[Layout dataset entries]
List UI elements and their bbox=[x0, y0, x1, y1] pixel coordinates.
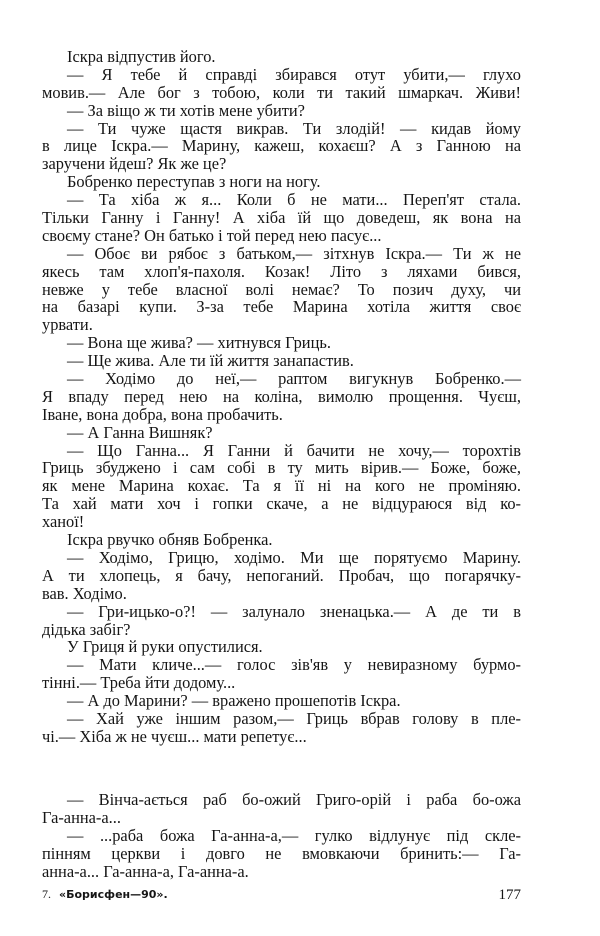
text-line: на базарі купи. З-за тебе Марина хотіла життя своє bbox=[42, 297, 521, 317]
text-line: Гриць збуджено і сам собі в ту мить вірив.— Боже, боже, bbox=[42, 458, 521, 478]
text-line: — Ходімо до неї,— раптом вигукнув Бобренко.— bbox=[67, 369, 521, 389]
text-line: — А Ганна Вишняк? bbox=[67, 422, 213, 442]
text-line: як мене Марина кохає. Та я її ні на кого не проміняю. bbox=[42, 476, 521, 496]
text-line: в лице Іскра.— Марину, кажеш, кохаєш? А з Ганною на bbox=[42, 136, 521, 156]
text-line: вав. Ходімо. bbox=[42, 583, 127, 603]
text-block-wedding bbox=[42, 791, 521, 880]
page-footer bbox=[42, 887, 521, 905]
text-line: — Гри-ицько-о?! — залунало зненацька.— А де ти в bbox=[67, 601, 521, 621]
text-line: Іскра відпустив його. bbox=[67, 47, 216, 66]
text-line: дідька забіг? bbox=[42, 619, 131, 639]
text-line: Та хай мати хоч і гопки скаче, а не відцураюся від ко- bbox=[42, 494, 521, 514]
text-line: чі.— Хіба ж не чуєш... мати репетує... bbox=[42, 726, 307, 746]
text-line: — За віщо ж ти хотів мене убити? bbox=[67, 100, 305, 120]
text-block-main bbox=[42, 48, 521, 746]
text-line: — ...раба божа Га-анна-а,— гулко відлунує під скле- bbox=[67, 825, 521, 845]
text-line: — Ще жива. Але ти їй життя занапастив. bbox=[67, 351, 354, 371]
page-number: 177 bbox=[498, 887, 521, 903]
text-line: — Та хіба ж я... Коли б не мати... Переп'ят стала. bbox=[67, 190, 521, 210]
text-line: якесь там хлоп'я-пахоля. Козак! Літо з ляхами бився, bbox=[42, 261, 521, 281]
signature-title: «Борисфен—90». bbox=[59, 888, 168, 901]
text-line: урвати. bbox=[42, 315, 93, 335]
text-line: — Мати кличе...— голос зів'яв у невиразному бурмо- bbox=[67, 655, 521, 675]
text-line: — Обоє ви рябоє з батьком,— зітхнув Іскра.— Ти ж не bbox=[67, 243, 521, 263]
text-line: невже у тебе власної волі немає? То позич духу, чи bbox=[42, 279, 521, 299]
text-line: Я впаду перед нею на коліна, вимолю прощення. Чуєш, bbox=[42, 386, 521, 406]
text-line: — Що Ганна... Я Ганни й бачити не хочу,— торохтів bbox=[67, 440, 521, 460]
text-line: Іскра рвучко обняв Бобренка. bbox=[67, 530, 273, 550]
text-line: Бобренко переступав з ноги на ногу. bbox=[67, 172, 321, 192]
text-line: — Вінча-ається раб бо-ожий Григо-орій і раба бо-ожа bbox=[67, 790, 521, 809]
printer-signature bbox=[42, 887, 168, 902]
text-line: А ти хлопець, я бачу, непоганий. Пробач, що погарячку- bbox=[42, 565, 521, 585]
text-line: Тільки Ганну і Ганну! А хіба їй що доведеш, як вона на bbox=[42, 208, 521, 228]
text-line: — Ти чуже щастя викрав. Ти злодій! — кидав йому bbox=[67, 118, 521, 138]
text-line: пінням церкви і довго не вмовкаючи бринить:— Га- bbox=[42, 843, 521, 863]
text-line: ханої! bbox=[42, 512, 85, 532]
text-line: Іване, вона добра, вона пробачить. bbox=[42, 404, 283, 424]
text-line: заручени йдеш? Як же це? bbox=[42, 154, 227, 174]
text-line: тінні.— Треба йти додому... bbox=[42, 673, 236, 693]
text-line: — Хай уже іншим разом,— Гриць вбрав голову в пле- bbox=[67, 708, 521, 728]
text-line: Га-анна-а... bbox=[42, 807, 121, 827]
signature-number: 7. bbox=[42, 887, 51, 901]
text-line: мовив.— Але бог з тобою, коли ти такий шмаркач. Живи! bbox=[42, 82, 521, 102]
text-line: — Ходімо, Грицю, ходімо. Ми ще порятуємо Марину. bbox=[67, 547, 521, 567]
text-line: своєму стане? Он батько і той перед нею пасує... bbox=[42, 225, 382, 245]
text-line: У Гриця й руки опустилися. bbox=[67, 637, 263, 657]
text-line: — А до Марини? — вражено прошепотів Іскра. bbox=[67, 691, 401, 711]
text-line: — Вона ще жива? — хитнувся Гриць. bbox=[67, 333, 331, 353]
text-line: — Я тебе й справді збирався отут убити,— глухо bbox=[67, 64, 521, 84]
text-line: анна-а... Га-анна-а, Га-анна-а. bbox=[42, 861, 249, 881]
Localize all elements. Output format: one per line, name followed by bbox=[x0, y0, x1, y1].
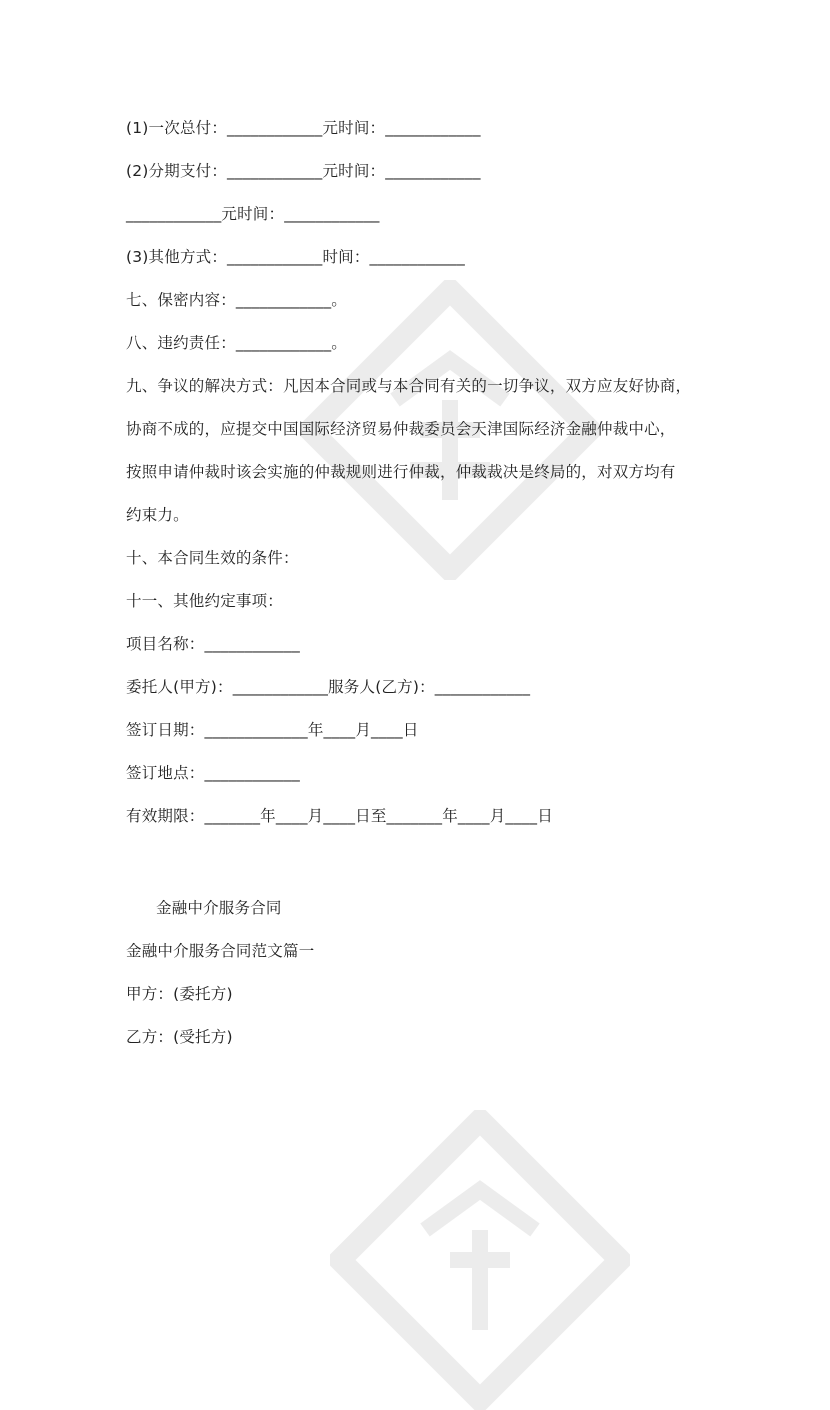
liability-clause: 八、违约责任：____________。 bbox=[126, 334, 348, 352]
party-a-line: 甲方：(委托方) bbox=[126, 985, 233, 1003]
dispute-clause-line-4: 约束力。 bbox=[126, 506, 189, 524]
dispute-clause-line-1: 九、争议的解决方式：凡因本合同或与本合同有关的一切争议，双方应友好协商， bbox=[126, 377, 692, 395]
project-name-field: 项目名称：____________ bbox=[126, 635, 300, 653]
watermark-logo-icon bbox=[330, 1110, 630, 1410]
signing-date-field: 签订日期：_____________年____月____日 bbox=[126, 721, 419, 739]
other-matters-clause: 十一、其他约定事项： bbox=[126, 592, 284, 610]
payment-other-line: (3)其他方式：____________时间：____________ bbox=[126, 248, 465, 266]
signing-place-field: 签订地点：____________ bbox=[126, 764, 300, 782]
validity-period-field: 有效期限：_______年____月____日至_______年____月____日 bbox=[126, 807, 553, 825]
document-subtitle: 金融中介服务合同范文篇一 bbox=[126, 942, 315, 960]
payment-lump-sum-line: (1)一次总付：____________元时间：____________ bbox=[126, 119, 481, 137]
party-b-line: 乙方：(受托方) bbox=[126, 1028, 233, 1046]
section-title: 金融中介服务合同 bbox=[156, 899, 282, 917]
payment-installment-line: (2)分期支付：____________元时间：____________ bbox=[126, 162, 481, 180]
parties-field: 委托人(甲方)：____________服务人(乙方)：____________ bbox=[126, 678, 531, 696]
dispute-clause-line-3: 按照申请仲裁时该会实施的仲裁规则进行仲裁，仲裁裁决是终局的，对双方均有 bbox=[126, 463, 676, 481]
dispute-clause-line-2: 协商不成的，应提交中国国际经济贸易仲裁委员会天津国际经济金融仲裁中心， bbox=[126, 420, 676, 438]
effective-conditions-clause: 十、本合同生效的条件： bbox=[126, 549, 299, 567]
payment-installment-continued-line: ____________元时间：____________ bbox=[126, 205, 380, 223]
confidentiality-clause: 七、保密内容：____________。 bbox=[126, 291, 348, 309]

● Given request
Select every line of the listing that contains the word "мене", treating uppercase and lowercase as different.

● Exercise response
text-line: як мене Марина кохає. Та я її ні на кого не проміняю. bbox=[42, 476, 521, 496]
text-line: — За віщо ж ти хотів мене убити? bbox=[67, 100, 305, 120]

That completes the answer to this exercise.